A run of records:
* begin *
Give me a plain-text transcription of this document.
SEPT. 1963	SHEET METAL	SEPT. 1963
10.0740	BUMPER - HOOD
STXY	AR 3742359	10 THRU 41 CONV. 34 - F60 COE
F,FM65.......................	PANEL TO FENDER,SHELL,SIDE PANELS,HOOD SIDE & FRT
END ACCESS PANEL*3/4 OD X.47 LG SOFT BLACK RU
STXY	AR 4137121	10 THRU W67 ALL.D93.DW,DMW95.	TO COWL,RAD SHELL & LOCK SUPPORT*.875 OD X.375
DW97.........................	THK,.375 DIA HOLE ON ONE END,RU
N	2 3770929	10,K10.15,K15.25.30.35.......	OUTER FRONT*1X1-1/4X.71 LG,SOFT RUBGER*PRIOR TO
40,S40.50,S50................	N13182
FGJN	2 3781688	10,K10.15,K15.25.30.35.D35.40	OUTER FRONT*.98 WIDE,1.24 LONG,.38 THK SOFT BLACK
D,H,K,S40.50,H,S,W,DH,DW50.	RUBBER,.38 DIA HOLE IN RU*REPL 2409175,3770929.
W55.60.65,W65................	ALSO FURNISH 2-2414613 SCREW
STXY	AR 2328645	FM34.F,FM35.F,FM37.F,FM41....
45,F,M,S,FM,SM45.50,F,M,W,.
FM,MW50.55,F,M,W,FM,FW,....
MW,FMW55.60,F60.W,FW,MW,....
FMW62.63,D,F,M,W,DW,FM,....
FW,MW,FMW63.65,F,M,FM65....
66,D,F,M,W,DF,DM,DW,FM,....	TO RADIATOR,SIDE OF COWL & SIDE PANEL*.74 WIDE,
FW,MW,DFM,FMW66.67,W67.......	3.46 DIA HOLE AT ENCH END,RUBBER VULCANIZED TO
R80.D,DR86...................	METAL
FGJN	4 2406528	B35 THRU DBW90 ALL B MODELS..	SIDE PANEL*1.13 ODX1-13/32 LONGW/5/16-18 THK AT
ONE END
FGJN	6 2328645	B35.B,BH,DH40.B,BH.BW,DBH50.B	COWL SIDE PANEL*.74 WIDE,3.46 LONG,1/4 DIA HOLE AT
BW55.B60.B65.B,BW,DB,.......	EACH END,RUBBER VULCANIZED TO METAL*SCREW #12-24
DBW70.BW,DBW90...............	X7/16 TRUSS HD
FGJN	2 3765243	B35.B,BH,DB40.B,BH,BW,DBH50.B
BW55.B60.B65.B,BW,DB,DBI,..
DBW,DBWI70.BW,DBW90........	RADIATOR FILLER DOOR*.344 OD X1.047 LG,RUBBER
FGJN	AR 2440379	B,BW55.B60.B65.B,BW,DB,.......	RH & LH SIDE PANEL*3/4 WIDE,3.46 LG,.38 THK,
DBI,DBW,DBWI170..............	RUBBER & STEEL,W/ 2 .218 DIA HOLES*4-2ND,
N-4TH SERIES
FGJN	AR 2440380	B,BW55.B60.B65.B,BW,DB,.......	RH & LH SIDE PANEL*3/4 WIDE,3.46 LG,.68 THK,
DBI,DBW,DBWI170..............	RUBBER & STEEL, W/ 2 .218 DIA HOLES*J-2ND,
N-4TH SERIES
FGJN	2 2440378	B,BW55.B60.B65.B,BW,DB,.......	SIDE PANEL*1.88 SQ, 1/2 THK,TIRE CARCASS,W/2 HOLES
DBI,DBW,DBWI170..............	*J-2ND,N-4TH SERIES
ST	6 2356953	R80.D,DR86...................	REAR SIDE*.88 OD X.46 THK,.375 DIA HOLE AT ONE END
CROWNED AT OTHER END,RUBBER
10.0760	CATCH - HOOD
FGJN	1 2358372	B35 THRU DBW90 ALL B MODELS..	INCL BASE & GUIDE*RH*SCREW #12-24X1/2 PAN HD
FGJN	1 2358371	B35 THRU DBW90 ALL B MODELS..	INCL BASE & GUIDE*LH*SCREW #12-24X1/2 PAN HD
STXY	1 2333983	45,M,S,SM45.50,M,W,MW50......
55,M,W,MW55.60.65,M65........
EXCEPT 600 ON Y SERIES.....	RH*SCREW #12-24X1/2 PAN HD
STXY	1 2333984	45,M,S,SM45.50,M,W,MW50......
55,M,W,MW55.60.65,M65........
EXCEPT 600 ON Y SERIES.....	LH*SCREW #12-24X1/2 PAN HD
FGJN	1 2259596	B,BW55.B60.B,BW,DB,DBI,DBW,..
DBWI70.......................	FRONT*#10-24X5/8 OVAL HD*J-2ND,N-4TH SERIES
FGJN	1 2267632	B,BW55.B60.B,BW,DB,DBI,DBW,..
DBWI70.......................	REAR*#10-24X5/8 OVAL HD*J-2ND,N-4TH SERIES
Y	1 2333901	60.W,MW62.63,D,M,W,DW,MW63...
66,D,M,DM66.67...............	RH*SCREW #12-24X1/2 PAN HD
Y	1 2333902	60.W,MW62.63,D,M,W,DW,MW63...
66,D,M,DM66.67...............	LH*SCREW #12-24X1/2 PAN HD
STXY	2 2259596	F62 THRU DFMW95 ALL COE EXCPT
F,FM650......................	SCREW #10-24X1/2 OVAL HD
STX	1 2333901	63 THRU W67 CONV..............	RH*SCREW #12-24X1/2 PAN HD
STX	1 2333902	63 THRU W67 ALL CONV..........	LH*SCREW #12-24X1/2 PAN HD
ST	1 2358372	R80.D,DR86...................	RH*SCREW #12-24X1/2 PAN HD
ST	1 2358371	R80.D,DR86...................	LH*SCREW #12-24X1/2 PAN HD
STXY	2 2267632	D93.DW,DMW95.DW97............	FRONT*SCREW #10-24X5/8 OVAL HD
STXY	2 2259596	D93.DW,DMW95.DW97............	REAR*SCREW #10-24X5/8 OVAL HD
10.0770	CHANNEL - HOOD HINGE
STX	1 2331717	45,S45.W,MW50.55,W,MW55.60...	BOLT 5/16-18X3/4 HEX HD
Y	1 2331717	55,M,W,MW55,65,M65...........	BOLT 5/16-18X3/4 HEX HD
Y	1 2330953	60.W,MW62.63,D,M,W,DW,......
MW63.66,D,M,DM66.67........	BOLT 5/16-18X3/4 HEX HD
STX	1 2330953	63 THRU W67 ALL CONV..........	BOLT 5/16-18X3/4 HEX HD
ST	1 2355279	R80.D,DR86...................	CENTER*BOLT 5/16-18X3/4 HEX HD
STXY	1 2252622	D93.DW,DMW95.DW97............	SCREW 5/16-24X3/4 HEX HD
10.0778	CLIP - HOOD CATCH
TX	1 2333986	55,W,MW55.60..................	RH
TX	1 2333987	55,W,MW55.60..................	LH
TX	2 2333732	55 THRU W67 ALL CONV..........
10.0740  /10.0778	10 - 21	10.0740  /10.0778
* end *
> Aim of the task:
Output all of the data again. Match it exactly.

> Result:
Give me a plain-text transcription of this document.
SEPT. 1963	SHEET METAL	SEPT. 1963
10.0740	BUMPER - HOOD
STXY	AR 3742359	10 THRU 41 CONV. 34 - F60 COE
F,FM65.......................	PANEL TO FENDER,SHELL,SIDE PANELS,HOOD SIDE & FRT
END ACCESS PANEL*3/4 OD X.47 LG SOFT BLACK RU
STXY	AR 4137121	10 THRU W67 ALL.D93.DW,DMW95.	TO COWL,RAD SHELL & LOCK SUPPORT*.875 OD X.375
DW97.........................	THK,.375 DIA HOLE ON ONE END,RU
N	2 3770929	10,K10.15,K15.25.30.35.......	OUTER FRONT*1X1-1/4X.71 LG,SOFT RUBGER*PRIOR TO
40,S40.50,S50................	N13182
FGJN	2 3781688	10,K10.15,K15.25.30.35.D35.40	OUTER FRONT*.98 WIDE,1.24 LONG,.38 THK SOFT BLACK
D,H,K,S40.50,H,S,W,DH,DW50.	RUBBER,.38 DIA HOLE IN RU*REPL 2409175,3770929.
W55.60.65,W65................	ALSO FURNISH 2-2414613 SCREW
STXY	AR 2328645	FM34.F,FM35.F,FM37.F,FM41....
45,F,M,S,FM,SM45.50,F,M,W,.
FM,MW50.55,F,M,W,FM,FW,....
MW,FMW55.60,F60.W,FW,MW,....
FMW62.63,D,F,M,W,DW,FM,....
FW,MW,FMW63.65,F,M,FM65....
66,D,F,M,W,DF,DM,DW,FM,....	TO RADIATOR,SIDE OF COWL & SIDE PANEL*.74 WIDE,
FW,MW,DFM,FMW66.67,W67.......	3.46 DIA HOLE AT ENCH END,RUBBER VULCANIZED TO
R80.D,DR86...................	METAL
FGJN	4 2406528	B35 THRU DBW90 ALL B MODELS..	SIDE PANEL*1.13 ODX1-13/32 LONGW/5/16-18 THK AT
ONE END
FGJN	6 2328645	B35.B,BH,DH40.B,BH.BW,DBH50.B	COWL SIDE PANEL*.74 WIDE,3.46 LONG,1/4 DIA HOLE AT
BW55.B60.B65.B,BW,DB,.......	EACH END,RUBBER VULCANIZED TO METAL*SCREW #12-24
DBW70.BW,DBW90...............	X7/16 TRUSS HD
FGJN	2 3765243	B35.B,BH,DB40.B,BH,BW,DBH50.B
BW55.B60.B65.B,BW,DB,DBI,..
DBW,DBWI70.BW,DBW90........	RADIATOR FILLER DOOR*.344 OD X1.047 LG,RUBBER
FGJN	AR 2440379	B,BW55.B60.B65.B,BW,DB,.......	RH & LH SIDE PANEL*3/4 WIDE,3.46 LG,.38 THK,
DBI,DBW,DBWI170..............	RUBBER & STEEL,W/ 2 .218 DIA HOLES*4-2ND,
N-4TH SERIES
FGJN	AR 2440380	B,BW55.B60.B65.B,BW,DB,.......	RH & LH SIDE PANEL*3/4 WIDE,3.46 LG,.68 THK,
DBI,DBW,DBWI170..............	RUBBER & STEEL, W/ 2 .218 DIA HOLES*J-2ND,
N-4TH SERIES
FGJN	2 2440378	B,BW55.B60.B65.B,BW,DB,.......	SIDE PANEL*1.88 SQ, 1/2 THK,TIRE CARCASS,W/2 HOLES
DBI,DBW,DBWI170..............	*J-2ND,N-4TH SERIES
ST	6 2356953	R80.D,DR86...................	REAR SIDE*.88 OD X.46 THK,.375 DIA HOLE AT ONE END
CROWNED AT OTHER END,RUBBER
10.0760	CATCH - HOOD
FGJN	1 2358372	B35 THRU DBW90 ALL B MODELS..	INCL BASE & GUIDE*RH*SCREW #12-24X1/2 PAN HD
FGJN	1 2358371	B35 THRU DBW90 ALL B MODELS..	INCL BASE & GUIDE*LH*SCREW #12-24X1/2 PAN HD
STXY	1 2333983	45,M,S,SM45.50,M,W,MW50......
55,M,W,MW55.60.65,M65........
EXCEPT 600 ON Y SERIES.....	RH*SCREW #12-24X1/2 PAN HD
STXY	1 2333984	45,M,S,SM45.50,M,W,MW50......
55,M,W,MW55.60.65,M65........
EXCEPT 600 ON Y SERIES.....	LH*SCREW #12-24X1/2 PAN HD
FGJN	1 2259596	B,BW55.B60.B,BW,DB,DBI,DBW,..
DBWI70.......................	FRONT*#10-24X5/8 OVAL HD*J-2ND,N-4TH SERIES
FGJN	1 2267632	B,BW55.B60.B,BW,DB,DBI,DBW,..
DBWI70.......................	REAR*#10-24X5/8 OVAL HD*J-2ND,N-4TH SERIES
Y	1 2333901	60.W,MW62.63,D,M,W,DW,MW63...
66,D,M,DM66.67...............	RH*SCREW #12-24X1/2 PAN HD
Y	1 2333902	60.W,MW62.63,D,M,W,DW,MW63...
66,D,M,DM66.67...............	LH*SCREW #12-24X1/2 PAN HD
STXY	2 2259596	F62 THRU DFMW95 ALL COE EXCPT
F,FM650......................	SCREW #10-24X1/2 OVAL HD
STX	1 2333901	63 THRU W67 CONV..............	RH*SCREW #12-24X1/2 PAN HD
STX	1 2333902	63 THRU W67 ALL CONV..........	LH*SCREW #12-24X1/2 PAN HD
ST	1 2358372	R80.D,DR86...................	RH*SCREW #12-24X1/2 PAN HD
ST	1 2358371	R80.D,DR86...................	LH*SCREW #12-24X1/2 PAN HD
STXY	2 2267632	D93.DW,DMW95.DW97............	FRONT*SCREW #10-24X5/8 OVAL HD
STXY	2 2259596	D93.DW,DMW95.DW97............	REAR*SCREW #10-24X5/8 OVAL HD
10.0770	CHANNEL - HOOD HINGE
STX	1 2331717	45,S45.W,MW50.55,W,MW55.60...	BOLT 5/16-18X3/4 HEX HD
Y	1 2331717	55,M,W,MW55,65,M65...........	BOLT 5/16-18X3/4 HEX HD
Y	1 2330953	60.W,MW62.63,D,M,W,DW,......
MW63.66,D,M,DM66.67........	BOLT 5/16-18X3/4 HEX HD
STX	1 2330953	63 THRU W67 ALL CONV..........	BOLT 5/16-18X3/4 HEX HD
ST	1 2355279	R80.D,DR86...................	CENTER*BOLT 5/16-18X3/4 HEX HD
STXY	1 2252622	D93.DW,DMW95.DW97............	SCREW 5/16-24X3/4 HEX HD
10.0778	CLIP - HOOD CATCH
TX	1 2333986	55,W,MW55.60..................	RH
TX	1 2333987	55,W,MW55.60..................	LH
TX	2 2333732	55 THRU W67 ALL CONV..........
10.0740  /10.0778	10 - 21	10.0740  /10.0778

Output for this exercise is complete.